> [What you are asked to do]: Copy each line that holds "left".

** START Records provided **

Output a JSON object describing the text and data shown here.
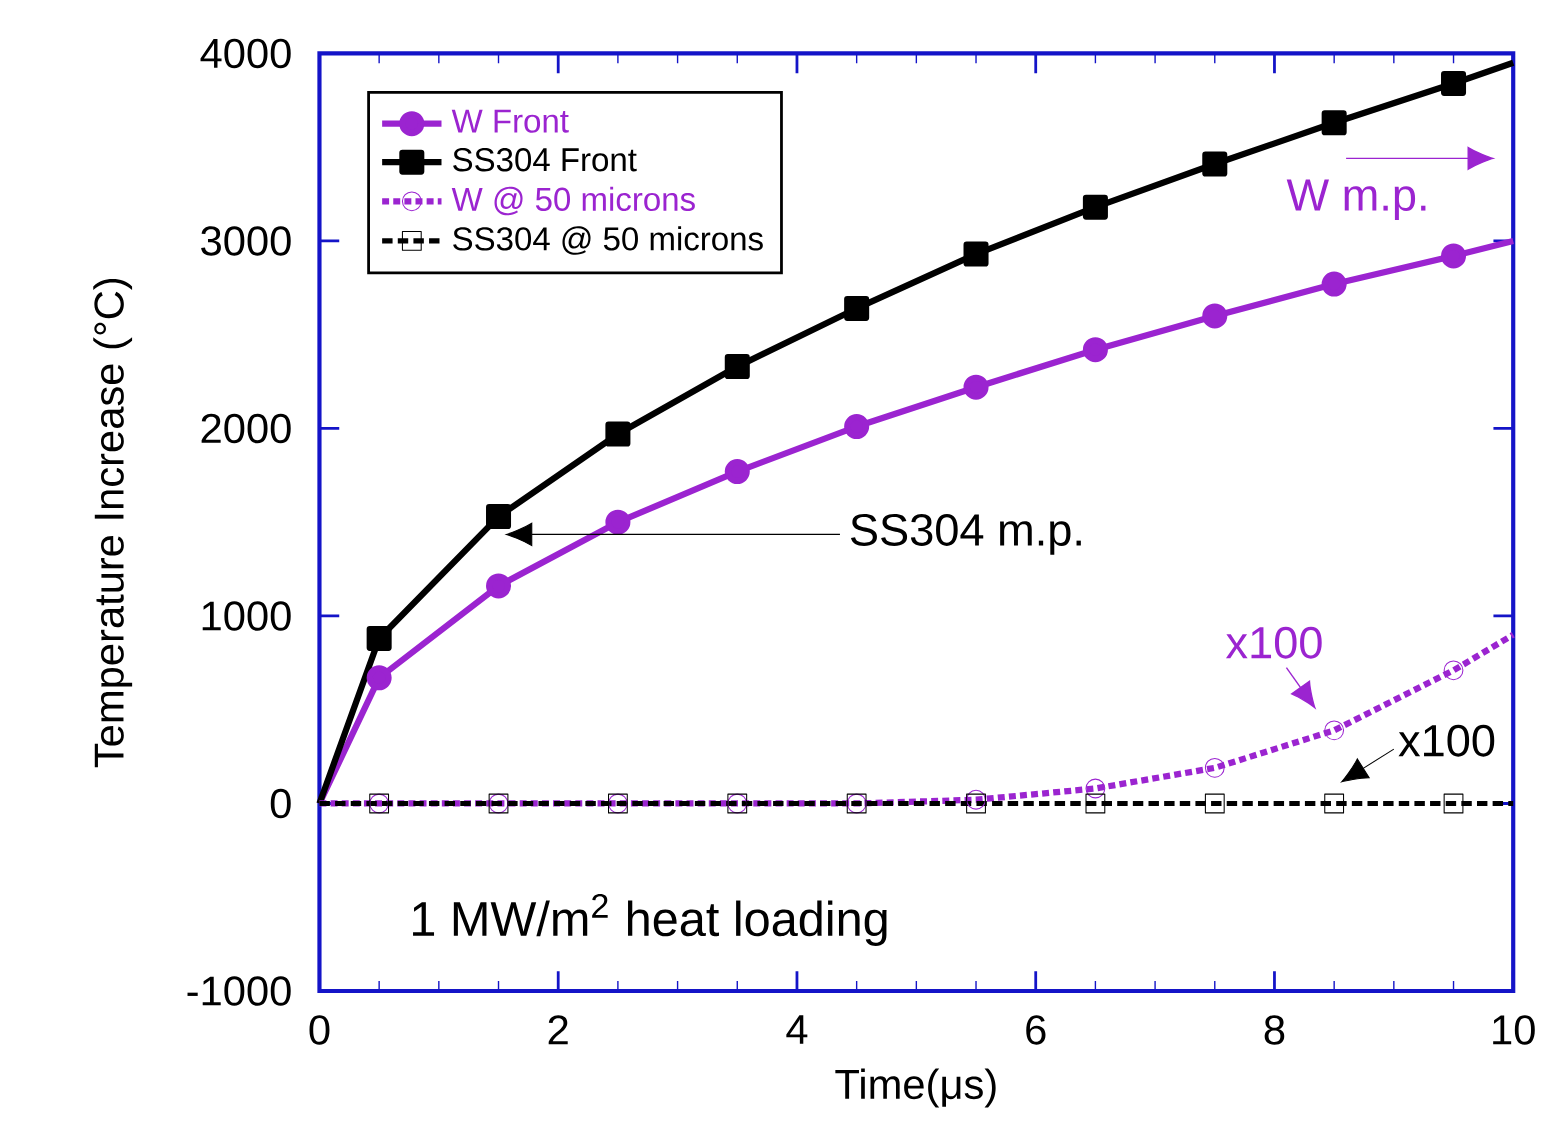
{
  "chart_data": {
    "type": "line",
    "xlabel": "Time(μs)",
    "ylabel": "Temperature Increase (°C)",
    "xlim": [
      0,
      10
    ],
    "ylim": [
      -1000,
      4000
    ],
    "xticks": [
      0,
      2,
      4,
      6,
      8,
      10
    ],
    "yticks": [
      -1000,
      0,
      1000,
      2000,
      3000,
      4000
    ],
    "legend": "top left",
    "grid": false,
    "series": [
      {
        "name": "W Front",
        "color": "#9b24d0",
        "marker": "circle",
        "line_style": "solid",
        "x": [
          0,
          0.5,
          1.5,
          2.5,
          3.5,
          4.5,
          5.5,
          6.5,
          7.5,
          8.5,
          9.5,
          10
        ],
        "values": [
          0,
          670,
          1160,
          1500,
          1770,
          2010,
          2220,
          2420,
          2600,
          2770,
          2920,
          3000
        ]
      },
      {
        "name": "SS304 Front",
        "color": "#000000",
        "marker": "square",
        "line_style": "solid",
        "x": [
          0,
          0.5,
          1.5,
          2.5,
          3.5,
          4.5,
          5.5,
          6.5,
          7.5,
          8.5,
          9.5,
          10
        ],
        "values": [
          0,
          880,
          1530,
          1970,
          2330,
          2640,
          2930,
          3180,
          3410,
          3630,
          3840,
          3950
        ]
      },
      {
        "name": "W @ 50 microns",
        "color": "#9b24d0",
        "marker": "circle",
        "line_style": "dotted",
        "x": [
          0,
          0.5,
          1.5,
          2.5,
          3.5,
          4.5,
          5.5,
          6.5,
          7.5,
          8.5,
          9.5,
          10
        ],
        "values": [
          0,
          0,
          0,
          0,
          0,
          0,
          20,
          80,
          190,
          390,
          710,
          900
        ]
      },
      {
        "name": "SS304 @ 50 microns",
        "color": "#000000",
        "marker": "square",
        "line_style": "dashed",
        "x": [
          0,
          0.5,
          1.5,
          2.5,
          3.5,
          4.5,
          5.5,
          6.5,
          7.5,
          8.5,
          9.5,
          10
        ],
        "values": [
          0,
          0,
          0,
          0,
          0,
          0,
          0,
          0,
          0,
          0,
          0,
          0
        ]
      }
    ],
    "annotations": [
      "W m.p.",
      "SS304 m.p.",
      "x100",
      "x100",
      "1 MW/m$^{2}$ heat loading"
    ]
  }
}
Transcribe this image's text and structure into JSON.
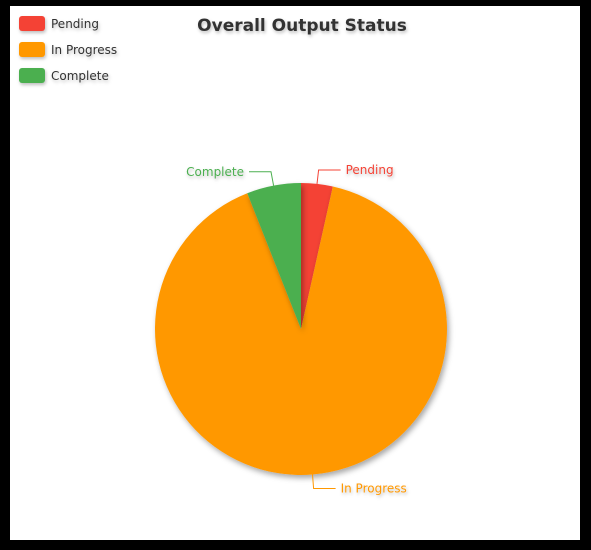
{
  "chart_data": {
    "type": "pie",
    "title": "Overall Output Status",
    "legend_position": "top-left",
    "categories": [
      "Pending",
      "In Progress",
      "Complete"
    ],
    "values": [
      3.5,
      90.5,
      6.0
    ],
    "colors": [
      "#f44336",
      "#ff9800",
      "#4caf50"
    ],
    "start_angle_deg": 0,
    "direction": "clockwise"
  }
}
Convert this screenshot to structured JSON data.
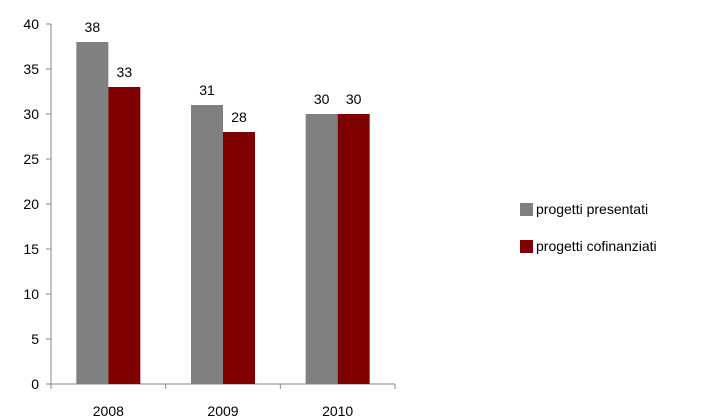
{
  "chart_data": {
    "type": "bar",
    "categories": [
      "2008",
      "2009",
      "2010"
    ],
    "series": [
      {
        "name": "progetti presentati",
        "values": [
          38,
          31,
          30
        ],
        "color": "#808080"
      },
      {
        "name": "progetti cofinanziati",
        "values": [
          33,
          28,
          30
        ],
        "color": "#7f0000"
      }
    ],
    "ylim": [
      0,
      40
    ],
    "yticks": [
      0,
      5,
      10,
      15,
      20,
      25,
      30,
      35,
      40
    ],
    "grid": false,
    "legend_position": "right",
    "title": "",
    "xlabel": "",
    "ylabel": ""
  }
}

** END Records provided **

> [Written answer]:
    "legend": "top left",
    "legend_position": "top-left",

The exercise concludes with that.